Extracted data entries
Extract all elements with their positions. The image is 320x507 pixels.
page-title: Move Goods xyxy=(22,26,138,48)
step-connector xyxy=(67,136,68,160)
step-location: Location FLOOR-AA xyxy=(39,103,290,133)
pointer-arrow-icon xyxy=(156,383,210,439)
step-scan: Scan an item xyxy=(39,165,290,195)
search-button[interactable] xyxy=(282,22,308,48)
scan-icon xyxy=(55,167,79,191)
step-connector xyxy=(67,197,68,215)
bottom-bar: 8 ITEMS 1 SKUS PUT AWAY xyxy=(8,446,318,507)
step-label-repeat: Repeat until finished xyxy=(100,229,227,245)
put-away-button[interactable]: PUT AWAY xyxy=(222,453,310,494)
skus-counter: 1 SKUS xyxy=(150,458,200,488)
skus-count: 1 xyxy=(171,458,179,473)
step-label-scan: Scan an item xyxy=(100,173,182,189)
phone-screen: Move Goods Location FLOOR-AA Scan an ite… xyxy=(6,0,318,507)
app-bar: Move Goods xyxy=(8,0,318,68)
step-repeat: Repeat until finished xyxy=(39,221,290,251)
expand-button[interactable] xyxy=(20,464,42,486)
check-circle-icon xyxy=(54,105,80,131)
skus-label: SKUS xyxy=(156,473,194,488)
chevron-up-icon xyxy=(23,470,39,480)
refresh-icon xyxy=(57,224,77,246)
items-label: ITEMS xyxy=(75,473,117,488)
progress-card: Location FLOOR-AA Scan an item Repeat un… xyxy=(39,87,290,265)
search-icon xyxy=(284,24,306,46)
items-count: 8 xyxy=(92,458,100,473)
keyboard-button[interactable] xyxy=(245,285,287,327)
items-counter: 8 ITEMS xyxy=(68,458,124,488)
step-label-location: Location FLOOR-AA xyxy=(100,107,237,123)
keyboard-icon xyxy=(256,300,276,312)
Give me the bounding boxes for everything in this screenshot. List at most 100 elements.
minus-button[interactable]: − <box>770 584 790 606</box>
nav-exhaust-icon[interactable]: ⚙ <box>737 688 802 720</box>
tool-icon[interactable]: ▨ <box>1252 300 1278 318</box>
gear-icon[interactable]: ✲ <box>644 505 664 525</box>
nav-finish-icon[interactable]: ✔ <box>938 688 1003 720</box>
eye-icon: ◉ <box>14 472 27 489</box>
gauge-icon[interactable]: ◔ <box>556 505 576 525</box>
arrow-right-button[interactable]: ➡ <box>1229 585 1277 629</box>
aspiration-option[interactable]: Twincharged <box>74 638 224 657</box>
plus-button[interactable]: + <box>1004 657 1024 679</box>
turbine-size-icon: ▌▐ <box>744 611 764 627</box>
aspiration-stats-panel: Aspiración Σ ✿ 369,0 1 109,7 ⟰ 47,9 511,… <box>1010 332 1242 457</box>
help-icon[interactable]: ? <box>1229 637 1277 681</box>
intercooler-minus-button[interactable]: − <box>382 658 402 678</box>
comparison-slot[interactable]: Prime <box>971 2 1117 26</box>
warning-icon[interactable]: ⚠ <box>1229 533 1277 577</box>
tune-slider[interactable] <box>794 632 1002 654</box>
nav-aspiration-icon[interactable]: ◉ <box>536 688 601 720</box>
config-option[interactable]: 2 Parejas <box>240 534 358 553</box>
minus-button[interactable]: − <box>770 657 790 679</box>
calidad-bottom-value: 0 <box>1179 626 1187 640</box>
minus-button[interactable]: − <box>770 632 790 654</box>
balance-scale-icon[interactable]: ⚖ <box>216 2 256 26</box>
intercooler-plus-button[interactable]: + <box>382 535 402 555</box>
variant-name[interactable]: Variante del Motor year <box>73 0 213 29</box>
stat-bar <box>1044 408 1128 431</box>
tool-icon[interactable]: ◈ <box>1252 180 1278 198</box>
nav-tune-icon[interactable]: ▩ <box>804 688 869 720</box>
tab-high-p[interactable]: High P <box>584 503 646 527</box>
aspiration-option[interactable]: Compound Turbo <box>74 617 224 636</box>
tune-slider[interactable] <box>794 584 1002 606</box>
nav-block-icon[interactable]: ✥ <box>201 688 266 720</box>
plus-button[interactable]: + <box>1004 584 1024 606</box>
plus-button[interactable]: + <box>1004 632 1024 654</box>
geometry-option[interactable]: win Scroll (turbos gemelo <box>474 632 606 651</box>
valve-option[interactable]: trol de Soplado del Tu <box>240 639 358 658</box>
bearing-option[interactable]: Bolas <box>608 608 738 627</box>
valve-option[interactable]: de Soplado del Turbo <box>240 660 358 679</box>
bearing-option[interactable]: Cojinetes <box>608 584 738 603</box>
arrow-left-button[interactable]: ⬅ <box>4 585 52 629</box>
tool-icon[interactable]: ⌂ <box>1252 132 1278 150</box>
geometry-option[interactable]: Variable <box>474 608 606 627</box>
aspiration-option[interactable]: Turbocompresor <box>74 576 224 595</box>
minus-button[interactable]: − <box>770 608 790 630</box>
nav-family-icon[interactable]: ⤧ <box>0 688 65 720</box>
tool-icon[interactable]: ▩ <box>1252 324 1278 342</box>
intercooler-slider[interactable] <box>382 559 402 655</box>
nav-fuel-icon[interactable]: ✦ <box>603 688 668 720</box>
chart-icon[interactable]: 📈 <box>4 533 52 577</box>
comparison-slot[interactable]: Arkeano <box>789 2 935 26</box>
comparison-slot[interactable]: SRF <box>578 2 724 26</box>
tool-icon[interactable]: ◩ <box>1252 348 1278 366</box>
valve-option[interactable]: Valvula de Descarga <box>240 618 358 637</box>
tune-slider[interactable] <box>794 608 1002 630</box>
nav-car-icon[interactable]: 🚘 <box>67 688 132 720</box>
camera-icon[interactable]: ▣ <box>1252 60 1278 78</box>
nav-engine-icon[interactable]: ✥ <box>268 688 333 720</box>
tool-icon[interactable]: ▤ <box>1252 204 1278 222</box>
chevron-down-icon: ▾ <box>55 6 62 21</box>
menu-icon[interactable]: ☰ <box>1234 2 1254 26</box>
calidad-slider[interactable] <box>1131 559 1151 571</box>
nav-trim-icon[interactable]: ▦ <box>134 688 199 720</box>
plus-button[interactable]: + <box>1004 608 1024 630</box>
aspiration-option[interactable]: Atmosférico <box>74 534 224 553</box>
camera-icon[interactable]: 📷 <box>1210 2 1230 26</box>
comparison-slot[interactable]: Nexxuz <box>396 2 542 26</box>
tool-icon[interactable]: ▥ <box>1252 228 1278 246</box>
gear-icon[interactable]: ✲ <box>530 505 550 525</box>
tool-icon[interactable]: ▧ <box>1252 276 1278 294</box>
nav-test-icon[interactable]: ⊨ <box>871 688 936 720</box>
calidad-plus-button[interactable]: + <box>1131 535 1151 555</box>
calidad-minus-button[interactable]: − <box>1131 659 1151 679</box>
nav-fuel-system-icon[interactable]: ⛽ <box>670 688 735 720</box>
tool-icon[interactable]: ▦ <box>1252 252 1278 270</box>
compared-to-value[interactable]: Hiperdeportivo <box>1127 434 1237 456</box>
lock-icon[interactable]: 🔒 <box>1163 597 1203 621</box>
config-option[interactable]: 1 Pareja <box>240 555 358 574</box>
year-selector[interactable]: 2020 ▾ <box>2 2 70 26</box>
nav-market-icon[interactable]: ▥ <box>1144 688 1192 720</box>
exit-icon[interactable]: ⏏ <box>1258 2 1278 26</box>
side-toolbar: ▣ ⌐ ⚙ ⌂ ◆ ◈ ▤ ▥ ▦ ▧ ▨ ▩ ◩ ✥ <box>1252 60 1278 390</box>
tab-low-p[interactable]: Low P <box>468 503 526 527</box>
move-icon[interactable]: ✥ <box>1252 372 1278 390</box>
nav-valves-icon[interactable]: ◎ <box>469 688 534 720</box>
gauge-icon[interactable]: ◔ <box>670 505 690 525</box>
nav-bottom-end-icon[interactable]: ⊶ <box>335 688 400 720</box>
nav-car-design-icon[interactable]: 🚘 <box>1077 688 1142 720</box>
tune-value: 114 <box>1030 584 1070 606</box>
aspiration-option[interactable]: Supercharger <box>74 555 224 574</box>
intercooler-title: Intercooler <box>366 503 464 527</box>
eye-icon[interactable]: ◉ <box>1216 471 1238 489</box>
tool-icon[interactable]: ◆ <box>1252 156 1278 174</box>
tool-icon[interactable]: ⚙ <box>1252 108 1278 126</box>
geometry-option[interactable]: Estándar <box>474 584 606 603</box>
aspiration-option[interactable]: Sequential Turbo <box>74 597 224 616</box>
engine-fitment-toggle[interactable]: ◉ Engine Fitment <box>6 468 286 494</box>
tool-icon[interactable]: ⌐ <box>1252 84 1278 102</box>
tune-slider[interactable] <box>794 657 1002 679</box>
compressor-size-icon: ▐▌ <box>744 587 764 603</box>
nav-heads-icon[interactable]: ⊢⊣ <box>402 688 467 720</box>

Given task: Extract each line in the rows above that contains the string "bearing".

Answer for the task:
bearing-option[interactable]: Bolas <box>608 608 738 627</box>
bearing-option[interactable]: Cojinetes <box>608 584 738 603</box>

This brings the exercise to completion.